EXERCISE OBJECTIVE: Copy out all lines with the word "What" in them.

ENTRIES SUPPLIED:
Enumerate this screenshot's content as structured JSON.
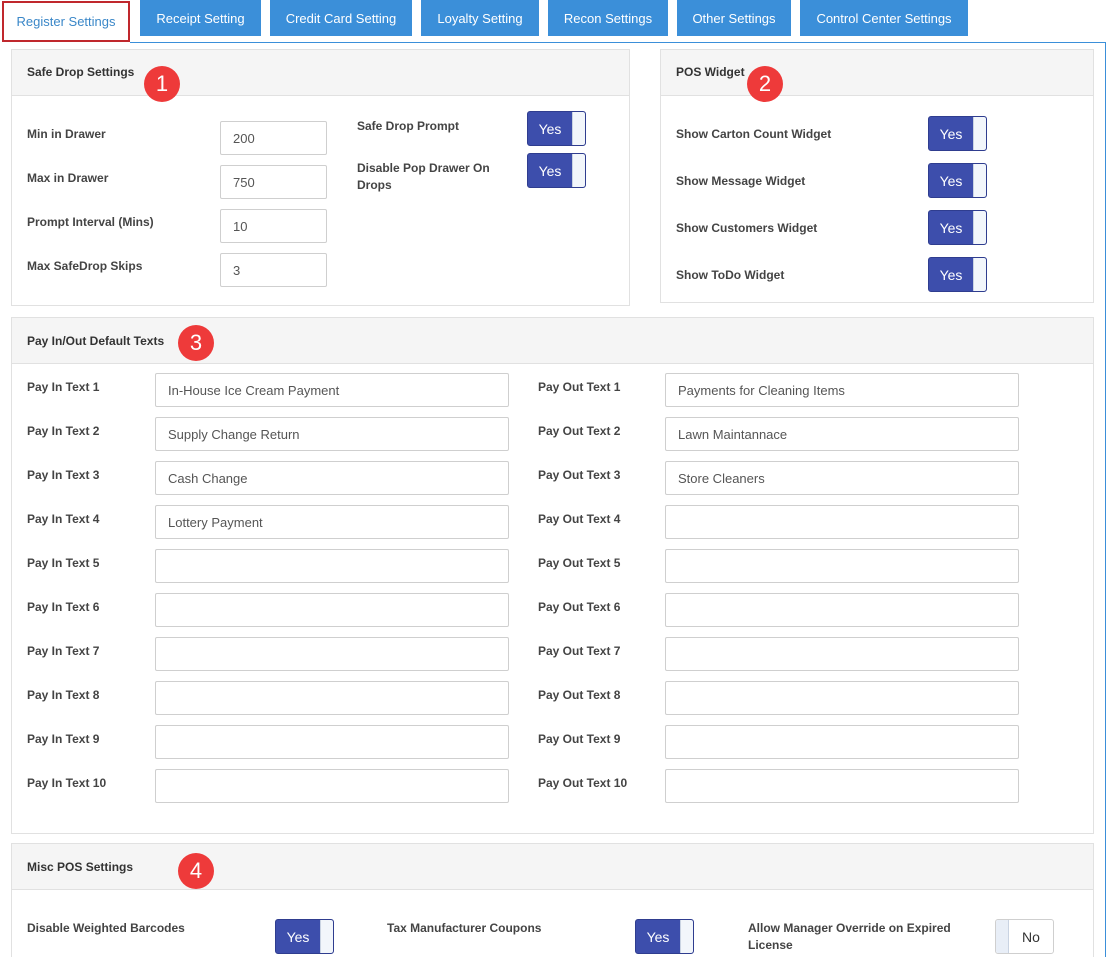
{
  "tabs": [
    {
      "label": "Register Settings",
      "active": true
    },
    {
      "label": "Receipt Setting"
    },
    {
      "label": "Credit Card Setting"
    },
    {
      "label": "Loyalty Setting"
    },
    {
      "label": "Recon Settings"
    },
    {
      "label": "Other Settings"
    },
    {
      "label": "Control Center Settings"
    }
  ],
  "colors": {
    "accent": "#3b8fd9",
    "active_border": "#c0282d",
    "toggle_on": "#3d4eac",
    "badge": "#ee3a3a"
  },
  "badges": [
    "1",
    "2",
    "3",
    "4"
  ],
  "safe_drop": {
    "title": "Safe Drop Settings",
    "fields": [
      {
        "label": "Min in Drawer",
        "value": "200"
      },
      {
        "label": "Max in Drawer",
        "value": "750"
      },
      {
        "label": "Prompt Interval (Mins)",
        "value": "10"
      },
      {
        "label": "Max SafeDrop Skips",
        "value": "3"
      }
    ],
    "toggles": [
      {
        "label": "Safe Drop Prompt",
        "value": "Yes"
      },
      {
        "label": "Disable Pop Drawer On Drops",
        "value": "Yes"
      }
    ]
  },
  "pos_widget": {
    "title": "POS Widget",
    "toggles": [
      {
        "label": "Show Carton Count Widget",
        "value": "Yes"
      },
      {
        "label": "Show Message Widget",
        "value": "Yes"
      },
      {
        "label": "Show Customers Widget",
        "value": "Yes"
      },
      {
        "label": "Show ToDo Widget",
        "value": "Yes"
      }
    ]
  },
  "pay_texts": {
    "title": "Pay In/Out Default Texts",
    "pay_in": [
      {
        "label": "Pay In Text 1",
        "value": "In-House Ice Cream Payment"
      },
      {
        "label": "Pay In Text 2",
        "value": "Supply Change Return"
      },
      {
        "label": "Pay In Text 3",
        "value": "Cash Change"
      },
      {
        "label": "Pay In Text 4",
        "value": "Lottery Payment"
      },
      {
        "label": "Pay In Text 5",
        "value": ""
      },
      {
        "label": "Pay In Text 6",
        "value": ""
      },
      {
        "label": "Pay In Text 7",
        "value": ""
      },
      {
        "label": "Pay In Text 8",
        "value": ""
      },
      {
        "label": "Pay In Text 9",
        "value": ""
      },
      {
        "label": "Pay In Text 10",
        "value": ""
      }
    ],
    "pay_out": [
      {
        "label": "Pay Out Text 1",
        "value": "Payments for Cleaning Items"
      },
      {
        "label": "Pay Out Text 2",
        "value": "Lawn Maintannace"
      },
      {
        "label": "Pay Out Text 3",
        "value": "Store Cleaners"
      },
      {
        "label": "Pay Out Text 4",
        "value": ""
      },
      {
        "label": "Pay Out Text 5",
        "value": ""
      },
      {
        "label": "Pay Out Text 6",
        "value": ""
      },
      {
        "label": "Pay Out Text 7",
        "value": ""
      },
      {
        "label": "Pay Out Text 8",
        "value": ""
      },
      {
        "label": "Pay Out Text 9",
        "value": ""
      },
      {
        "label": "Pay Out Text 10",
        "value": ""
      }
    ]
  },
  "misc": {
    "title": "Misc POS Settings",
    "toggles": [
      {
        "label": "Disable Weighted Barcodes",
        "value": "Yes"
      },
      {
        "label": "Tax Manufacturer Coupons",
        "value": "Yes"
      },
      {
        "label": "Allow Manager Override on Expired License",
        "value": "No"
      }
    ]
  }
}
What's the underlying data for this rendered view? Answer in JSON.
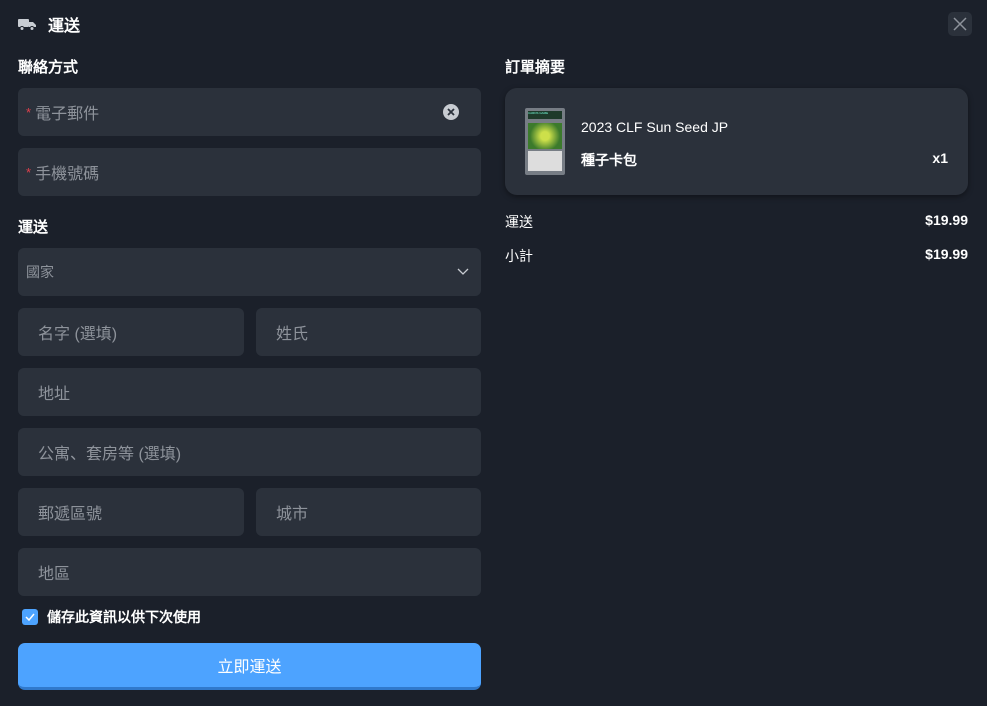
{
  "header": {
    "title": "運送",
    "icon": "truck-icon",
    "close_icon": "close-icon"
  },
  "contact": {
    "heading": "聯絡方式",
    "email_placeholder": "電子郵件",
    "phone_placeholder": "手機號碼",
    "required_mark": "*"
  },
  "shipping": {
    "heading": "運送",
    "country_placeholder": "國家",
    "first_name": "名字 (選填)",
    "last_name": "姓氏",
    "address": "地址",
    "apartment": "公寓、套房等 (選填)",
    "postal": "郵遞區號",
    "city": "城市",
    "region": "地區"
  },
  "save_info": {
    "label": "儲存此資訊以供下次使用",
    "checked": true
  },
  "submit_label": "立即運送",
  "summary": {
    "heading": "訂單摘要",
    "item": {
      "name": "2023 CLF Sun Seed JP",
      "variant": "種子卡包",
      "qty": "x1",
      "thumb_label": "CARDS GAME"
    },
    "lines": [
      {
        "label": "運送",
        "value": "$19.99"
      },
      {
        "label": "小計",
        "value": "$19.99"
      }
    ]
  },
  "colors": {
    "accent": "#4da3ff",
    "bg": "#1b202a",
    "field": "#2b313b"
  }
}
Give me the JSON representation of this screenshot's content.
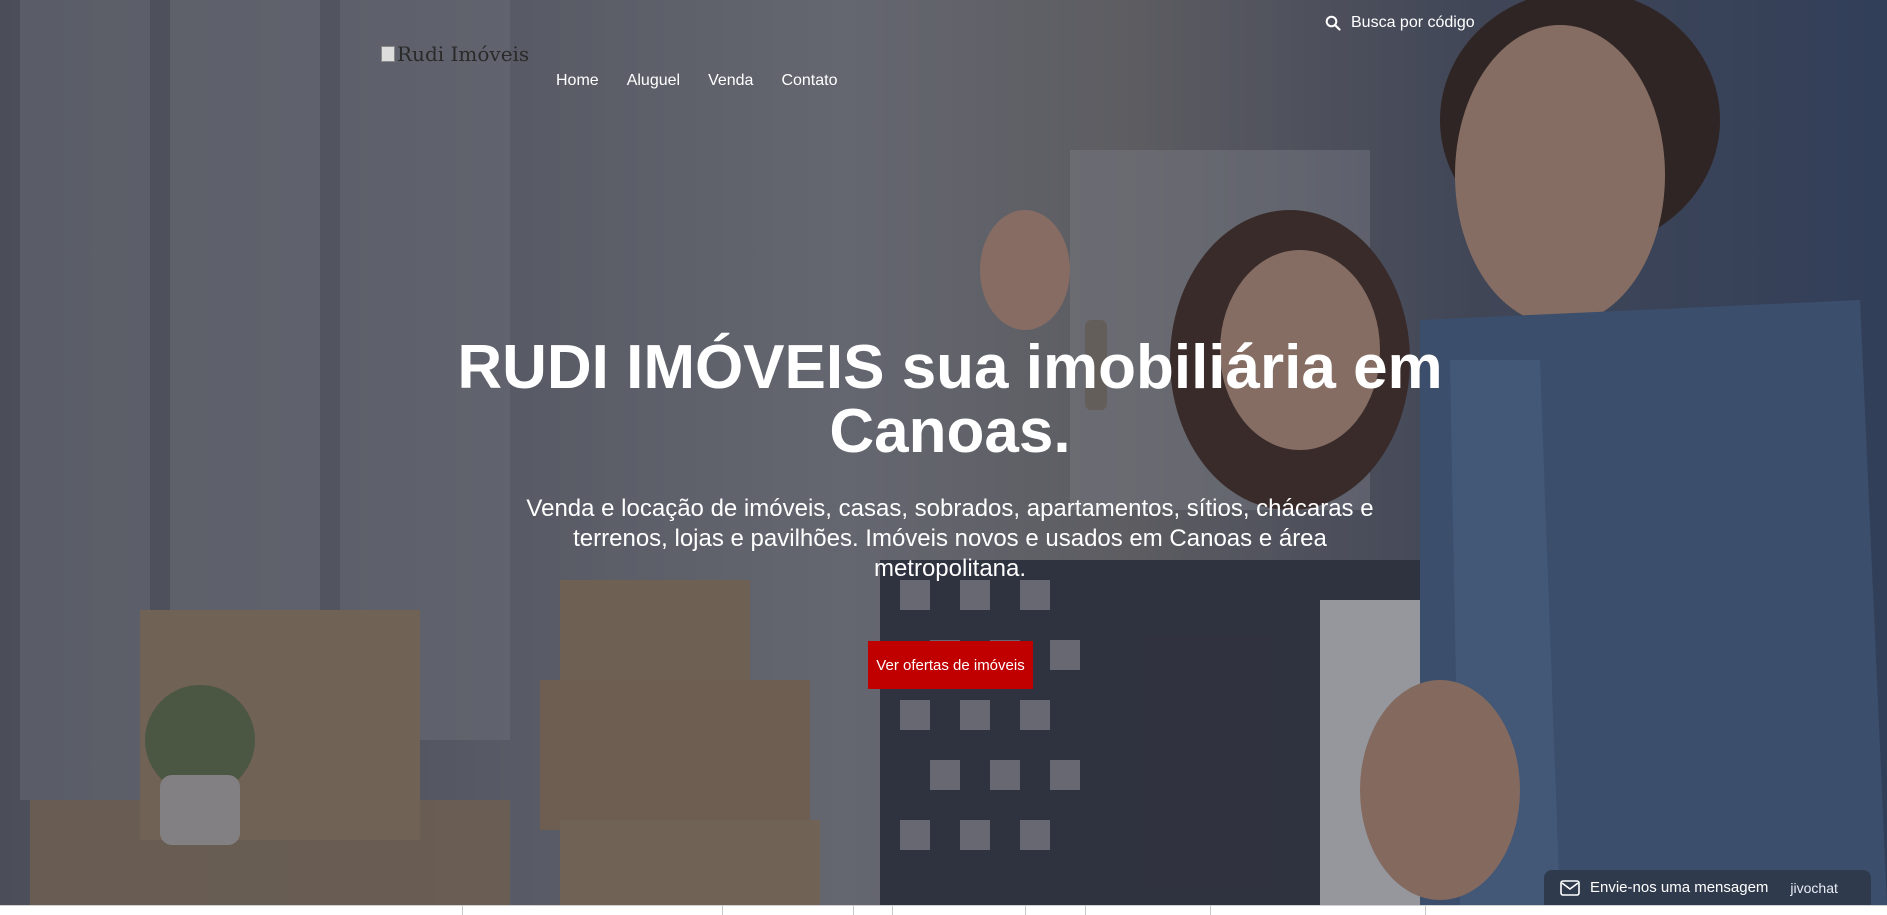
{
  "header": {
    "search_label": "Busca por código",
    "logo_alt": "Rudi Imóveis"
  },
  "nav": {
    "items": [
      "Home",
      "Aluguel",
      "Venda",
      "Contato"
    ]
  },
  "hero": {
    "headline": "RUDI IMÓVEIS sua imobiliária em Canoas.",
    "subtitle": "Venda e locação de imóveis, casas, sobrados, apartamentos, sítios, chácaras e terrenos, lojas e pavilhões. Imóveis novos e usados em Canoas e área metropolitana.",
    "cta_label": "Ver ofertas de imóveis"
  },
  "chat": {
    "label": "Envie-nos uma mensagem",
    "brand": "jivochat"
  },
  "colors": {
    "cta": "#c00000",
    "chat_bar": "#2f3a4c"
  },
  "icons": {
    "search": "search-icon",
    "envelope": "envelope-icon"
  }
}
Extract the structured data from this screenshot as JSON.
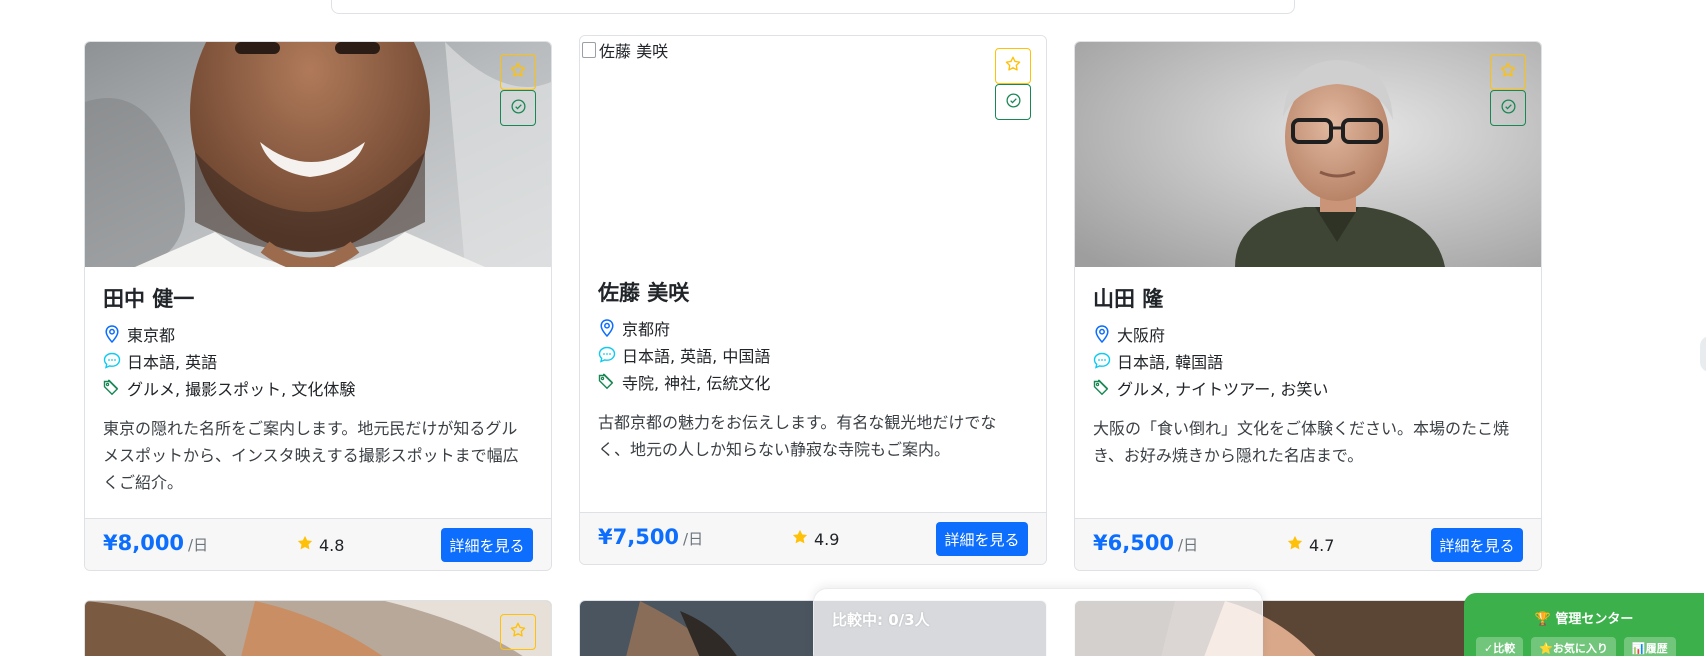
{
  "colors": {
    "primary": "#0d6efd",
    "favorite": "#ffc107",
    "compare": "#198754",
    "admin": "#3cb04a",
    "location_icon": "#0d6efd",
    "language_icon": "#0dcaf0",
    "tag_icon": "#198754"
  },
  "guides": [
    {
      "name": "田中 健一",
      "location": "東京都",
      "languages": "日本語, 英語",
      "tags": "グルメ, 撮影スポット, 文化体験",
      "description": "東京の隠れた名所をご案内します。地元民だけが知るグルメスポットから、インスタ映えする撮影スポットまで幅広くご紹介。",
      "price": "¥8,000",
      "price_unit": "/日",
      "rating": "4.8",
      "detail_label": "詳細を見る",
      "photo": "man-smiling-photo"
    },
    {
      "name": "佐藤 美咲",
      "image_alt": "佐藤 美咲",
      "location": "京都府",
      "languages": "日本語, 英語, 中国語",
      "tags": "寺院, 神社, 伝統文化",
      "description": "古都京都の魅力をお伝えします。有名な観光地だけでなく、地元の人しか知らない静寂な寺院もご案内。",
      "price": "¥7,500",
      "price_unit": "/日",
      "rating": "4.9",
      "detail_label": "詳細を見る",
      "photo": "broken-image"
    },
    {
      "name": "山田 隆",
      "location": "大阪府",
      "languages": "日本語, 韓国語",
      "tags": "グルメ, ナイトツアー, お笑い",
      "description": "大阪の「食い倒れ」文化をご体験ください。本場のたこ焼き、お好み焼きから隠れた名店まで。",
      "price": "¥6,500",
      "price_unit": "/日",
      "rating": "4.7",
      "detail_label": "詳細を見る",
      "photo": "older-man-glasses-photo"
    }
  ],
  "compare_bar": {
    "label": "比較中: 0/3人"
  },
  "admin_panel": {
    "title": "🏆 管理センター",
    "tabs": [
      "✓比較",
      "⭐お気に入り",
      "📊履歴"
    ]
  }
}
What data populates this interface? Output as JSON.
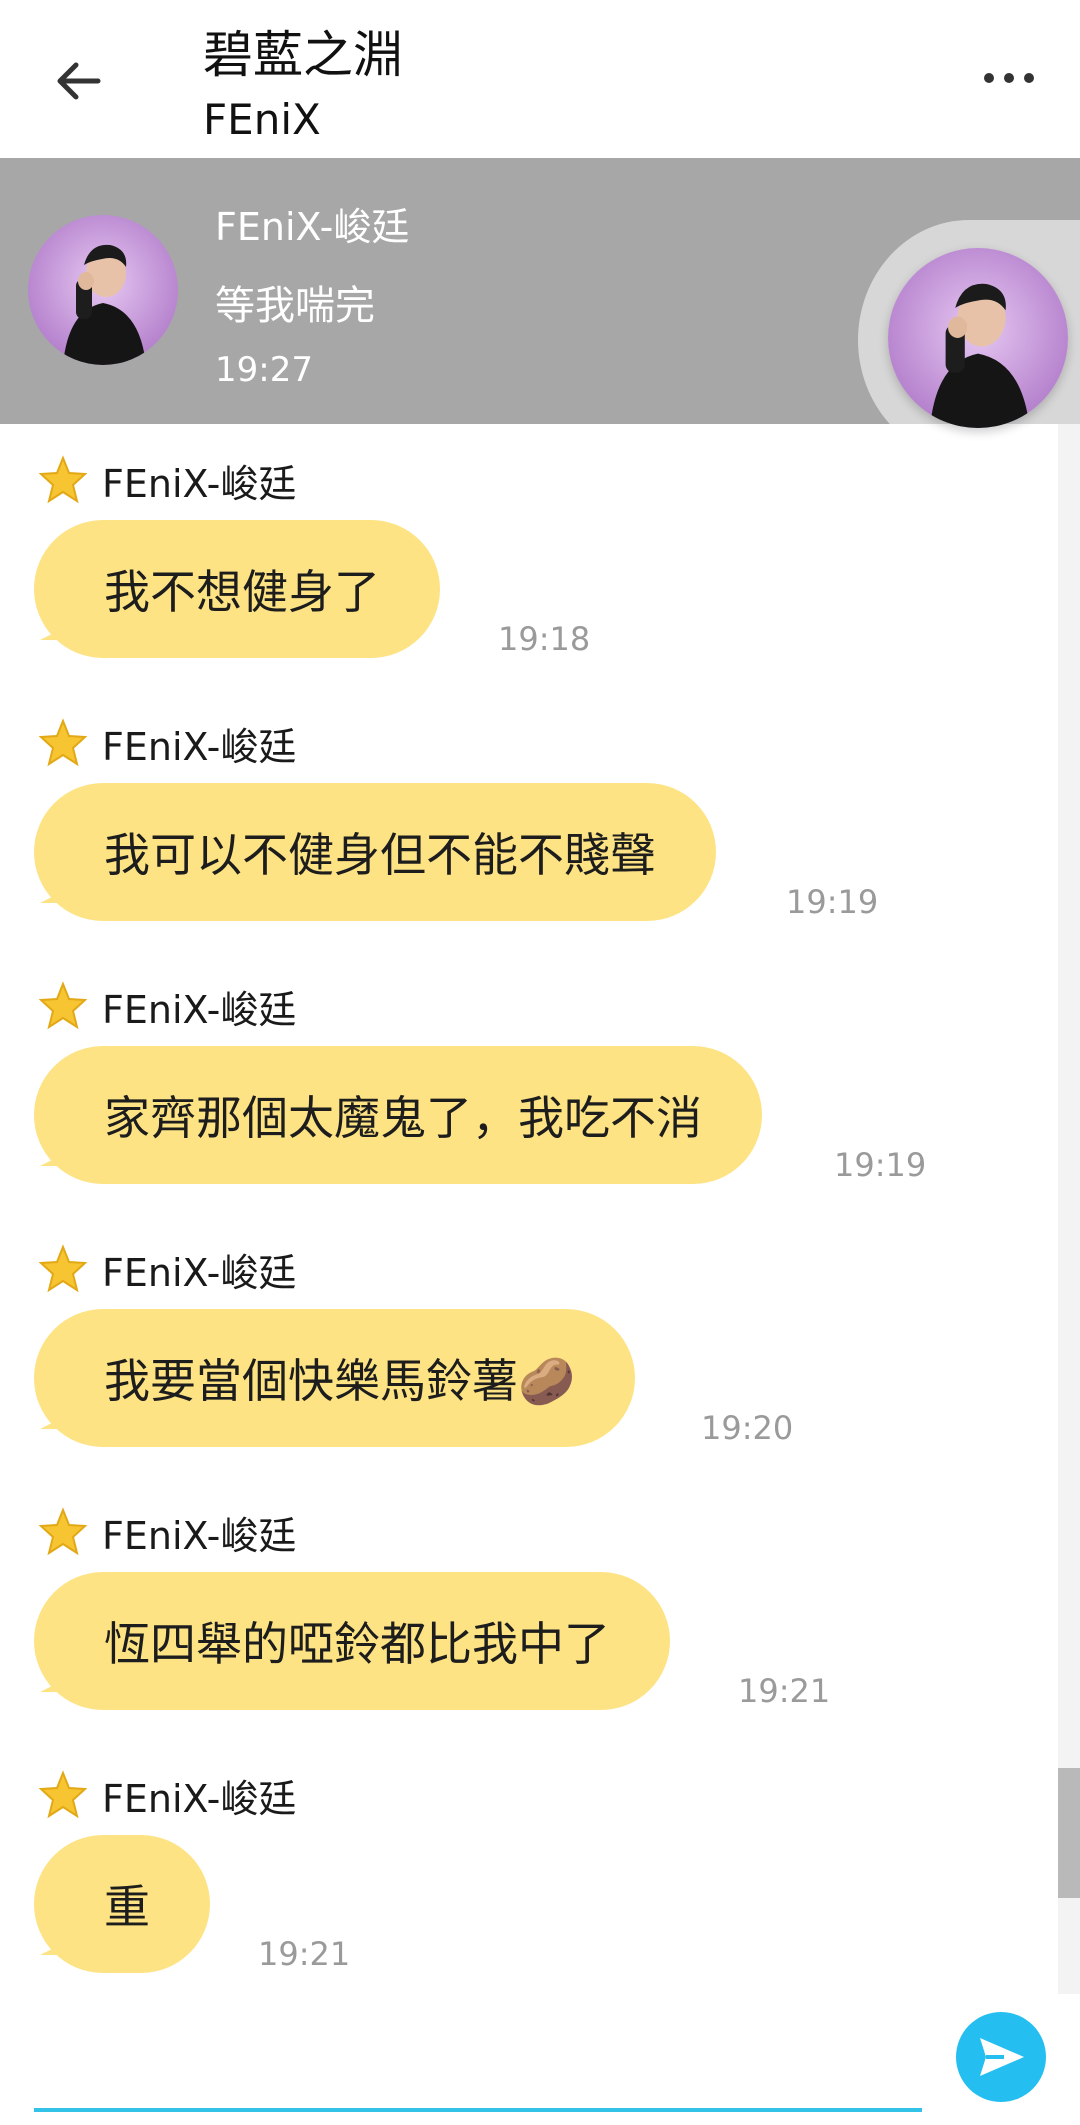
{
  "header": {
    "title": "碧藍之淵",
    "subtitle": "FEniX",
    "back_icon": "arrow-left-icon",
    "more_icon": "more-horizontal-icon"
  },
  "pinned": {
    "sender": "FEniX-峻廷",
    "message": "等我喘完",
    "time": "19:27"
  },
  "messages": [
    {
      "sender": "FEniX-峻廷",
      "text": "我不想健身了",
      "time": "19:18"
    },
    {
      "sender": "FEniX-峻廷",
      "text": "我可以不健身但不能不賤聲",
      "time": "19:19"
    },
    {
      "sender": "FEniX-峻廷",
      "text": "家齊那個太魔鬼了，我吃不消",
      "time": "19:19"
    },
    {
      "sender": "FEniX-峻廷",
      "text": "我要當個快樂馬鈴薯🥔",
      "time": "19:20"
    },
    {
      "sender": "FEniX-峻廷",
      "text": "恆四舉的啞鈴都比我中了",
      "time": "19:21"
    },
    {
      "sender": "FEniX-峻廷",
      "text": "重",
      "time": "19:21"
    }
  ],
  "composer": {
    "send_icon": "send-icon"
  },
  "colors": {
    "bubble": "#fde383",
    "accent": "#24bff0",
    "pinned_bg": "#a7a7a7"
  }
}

COMPLETE ANSWER:
What's the underlying data for this rendered view? Answer in JSON.
What data populates this interface? Output as JSON.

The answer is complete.